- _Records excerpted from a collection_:
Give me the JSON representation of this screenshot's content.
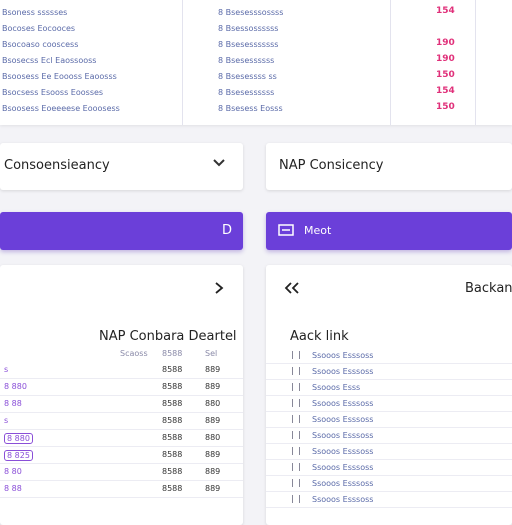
{
  "top_table": {
    "rows": [
      {
        "name": "Bsoness ssssses",
        "detail": "8 Bsesesssossss",
        "value": "154"
      },
      {
        "name": "Bocoses Eocooces",
        "detail": "8 Bsessossssss"
      },
      {
        "name": "Bsocoaso cooscess",
        "detail": "8 Bsesesssssss",
        "value": "190"
      },
      {
        "name": "Bsosecss Ecl Eaossooss",
        "detail": "8 Bsesessssss",
        "value": "190"
      },
      {
        "name": "Bsoosess Ee Eoooss Eaoosss",
        "detail": "8 Bsesessss  ss",
        "value": "150"
      },
      {
        "name": "Bsocsess Esooss Eoosses",
        "detail": "8 Bsesessssss",
        "value": "154"
      },
      {
        "name": "Bsoosess Eoeeeese Eooosess",
        "detail": "8 Bsesess Eosss",
        "value": "150"
      }
    ]
  },
  "cards": {
    "left": "Consoensieancy",
    "right": "NAP Consicency"
  },
  "buttons": {
    "left": "D",
    "right": "Meot"
  },
  "left_panel": {
    "header": "NAP Conbara Deartel",
    "columns": [
      "Scaoss",
      "8588",
      "Sel"
    ],
    "rows": [
      [
        "s",
        "8588",
        "889"
      ],
      [
        "8 880",
        "8588",
        "889"
      ],
      [
        "8 88",
        "8588",
        "880"
      ],
      [
        "s",
        "8588",
        "889"
      ],
      [
        "8 880",
        "8588",
        "880"
      ],
      [
        "8 825",
        "8588",
        "889"
      ],
      [
        "8 80",
        "8588",
        "889"
      ],
      [
        "8 88",
        "8588",
        "889"
      ]
    ]
  },
  "right_panel": {
    "title": "Backan",
    "header": "Aack link",
    "rows": [
      "Ssooos Esssoss",
      "Ssooos Esssoss",
      "Ssooos Esss",
      "Ssooos Esssoss",
      "Ssooos Esssoss",
      "Ssooos Esssoss",
      "Ssooos Esssoss",
      "Ssooos Esssoss",
      "Ssooos Esssoss",
      "Ssooos Esssoss"
    ]
  }
}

- _Set exercise_: Determine the number of lines in these entries that contain the word "Bsoosess", and write only that number.

- _Solved problem_: 2